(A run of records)
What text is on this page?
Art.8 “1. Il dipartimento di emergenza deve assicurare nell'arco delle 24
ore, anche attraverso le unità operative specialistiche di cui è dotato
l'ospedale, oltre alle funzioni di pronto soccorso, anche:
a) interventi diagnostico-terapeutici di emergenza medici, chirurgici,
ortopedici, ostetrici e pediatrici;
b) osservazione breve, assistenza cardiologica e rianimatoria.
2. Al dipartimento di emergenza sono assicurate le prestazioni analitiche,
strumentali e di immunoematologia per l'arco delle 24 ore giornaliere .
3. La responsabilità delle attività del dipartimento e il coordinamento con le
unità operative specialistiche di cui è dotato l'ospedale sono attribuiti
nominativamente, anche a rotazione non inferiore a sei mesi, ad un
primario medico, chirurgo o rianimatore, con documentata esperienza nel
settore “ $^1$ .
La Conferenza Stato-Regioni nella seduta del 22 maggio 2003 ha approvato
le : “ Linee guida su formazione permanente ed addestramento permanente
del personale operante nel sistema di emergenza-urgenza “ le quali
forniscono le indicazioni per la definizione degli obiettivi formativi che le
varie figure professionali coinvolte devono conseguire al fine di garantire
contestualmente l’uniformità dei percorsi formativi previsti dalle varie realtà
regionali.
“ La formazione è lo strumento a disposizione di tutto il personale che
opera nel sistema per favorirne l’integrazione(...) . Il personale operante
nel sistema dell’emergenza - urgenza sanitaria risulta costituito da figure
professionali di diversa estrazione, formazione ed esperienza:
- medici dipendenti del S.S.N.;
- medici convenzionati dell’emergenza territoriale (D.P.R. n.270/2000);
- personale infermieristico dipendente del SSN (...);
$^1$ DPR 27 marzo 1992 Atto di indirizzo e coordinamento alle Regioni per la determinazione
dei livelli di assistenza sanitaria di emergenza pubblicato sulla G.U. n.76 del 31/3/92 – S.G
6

- **YOUR GOAL**
Restate all of the entries above precisely.

- **RESPONSE**
What text is on this page?
Art.8 “1. Il dipartimento di emergenza deve assicurare nell'arco delle 24
ore, anche attraverso le unità operative specialistiche di cui è dotato
l'ospedale, oltre alle funzioni di pronto soccorso, anche:
a) interventi diagnostico-terapeutici di emergenza medici, chirurgici,
ortopedici, ostetrici e pediatrici;
b) osservazione breve, assistenza cardiologica e rianimatoria.
2. Al dipartimento di emergenza sono assicurate le prestazioni analitiche,
strumentali e di immunoematologia per l'arco delle 24 ore giornaliere .
3. La responsabilità delle attività del dipartimento e il coordinamento con le
unità operative specialistiche di cui è dotato l'ospedale sono attribuiti
nominativamente, anche a rotazione non inferiore a sei mesi, ad un
primario medico, chirurgo o rianimatore, con documentata esperienza nel
settore “ $^1$ .
La Conferenza Stato-Regioni nella seduta del 22 maggio 2003 ha approvato
le : “ Linee guida su formazione permanente ed addestramento permanente
del personale operante nel sistema di emergenza-urgenza “ le quali
forniscono le indicazioni per la definizione degli obiettivi formativi che le
varie figure professionali coinvolte devono conseguire al fine di garantire
contestualmente l’uniformità dei percorsi formativi previsti dalle varie realtà
regionali.
“ La formazione è lo strumento a disposizione di tutto il personale che
opera nel sistema per favorirne l’integrazione(...) . Il personale operante
nel sistema dell’emergenza - urgenza sanitaria risulta costituito da figure
professionali di diversa estrazione, formazione ed esperienza:
- medici dipendenti del S.S.N.;
- medici convenzionati dell’emergenza territoriale (D.P.R. n.270/2000);
- personale infermieristico dipendente del SSN (...);
$^1$ DPR 27 marzo 1992 Atto di indirizzo e coordinamento alle Regioni per la determinazione
dei livelli di assistenza sanitaria di emergenza pubblicato sulla G.U. n.76 del 31/3/92 – S.G
6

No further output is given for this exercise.